▶ **What needs to be done**:
Pull out every line from the listing that has the word "ReLU".

+++ Supplied material +++

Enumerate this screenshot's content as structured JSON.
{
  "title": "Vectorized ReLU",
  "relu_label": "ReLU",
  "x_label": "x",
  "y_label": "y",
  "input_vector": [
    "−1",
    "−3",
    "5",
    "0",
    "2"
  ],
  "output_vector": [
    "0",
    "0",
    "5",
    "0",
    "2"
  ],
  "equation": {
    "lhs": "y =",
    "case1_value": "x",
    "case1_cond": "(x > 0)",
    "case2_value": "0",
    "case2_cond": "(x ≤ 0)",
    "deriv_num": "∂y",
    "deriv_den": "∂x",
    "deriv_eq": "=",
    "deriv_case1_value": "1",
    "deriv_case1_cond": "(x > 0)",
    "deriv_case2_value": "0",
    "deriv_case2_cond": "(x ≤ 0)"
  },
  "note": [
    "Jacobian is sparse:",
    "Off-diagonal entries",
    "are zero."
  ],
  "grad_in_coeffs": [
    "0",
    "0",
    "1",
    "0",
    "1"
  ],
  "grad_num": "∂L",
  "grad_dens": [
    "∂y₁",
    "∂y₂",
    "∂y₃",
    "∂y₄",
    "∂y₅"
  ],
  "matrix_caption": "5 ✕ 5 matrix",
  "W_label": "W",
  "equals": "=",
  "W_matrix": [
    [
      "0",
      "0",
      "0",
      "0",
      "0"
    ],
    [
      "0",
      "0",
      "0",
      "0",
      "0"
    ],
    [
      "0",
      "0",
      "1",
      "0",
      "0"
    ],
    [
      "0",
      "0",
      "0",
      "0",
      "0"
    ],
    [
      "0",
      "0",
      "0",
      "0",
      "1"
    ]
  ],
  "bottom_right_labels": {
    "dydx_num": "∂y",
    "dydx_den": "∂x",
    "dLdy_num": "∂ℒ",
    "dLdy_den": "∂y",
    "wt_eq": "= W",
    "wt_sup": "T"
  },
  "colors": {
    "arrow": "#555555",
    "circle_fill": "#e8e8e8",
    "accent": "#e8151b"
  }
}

+++

▶ **Response**:
  "title": "Vectorized ReLU",
  "relu_label": "ReLU",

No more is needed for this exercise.